Given request: Can you copy out the material below line for line, word for word, but without the picture?

Extracted information:
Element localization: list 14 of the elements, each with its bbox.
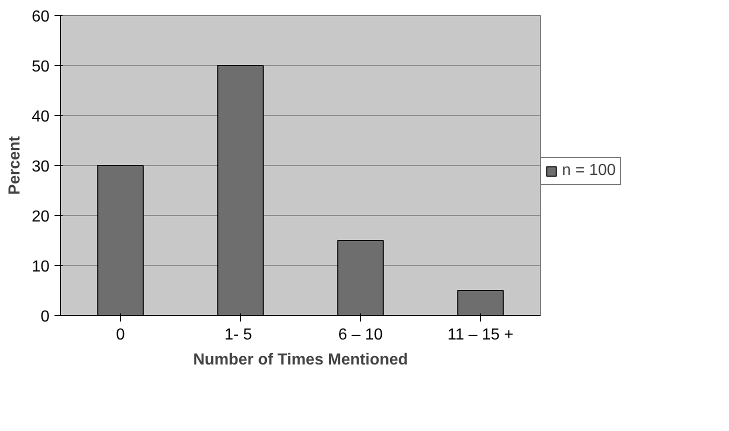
y-tick-label: 30	[32, 158, 50, 176]
x-tick-label: 0	[116, 326, 126, 344]
x-tick-label: 6 – 10	[338, 326, 383, 344]
x-tick-label: 1- 5	[224, 326, 252, 344]
legend-label: n = 100	[562, 162, 616, 180]
y-tick-label: 20	[32, 208, 50, 226]
x-tick-label: 11 – 15 +	[448, 326, 514, 344]
y-axis-title: Percent	[6, 135, 24, 195]
y-tick-label: 50	[32, 58, 50, 76]
x-axis-title: Number of Times Mentioned	[193, 352, 408, 368]
y-tick-label: 40	[32, 108, 50, 126]
y-tick-label: 10	[32, 258, 50, 276]
y-tick-label: 0	[40, 308, 50, 326]
y-tick-label: 60	[32, 8, 50, 26]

Solution for this exercise:
Element localization: list 14 of the elements, each with its bbox.
y-tick-label: 30	[32, 158, 50, 176]
x-tick-label: 0	[116, 326, 126, 344]
x-tick-label: 6 – 10	[338, 326, 383, 344]
x-tick-label: 1- 5	[224, 326, 252, 344]
legend-label: n = 100	[562, 162, 616, 180]
y-tick-label: 20	[32, 208, 50, 226]
x-tick-label: 11 – 15 +	[448, 326, 514, 344]
y-axis-title: Percent	[6, 135, 24, 195]
y-tick-label: 50	[32, 58, 50, 76]
x-axis-title: Number of Times Mentioned	[193, 352, 408, 368]
y-tick-label: 40	[32, 108, 50, 126]
y-tick-label: 10	[32, 258, 50, 276]
y-tick-label: 0	[40, 308, 50, 326]
y-tick-label: 60	[32, 8, 50, 26]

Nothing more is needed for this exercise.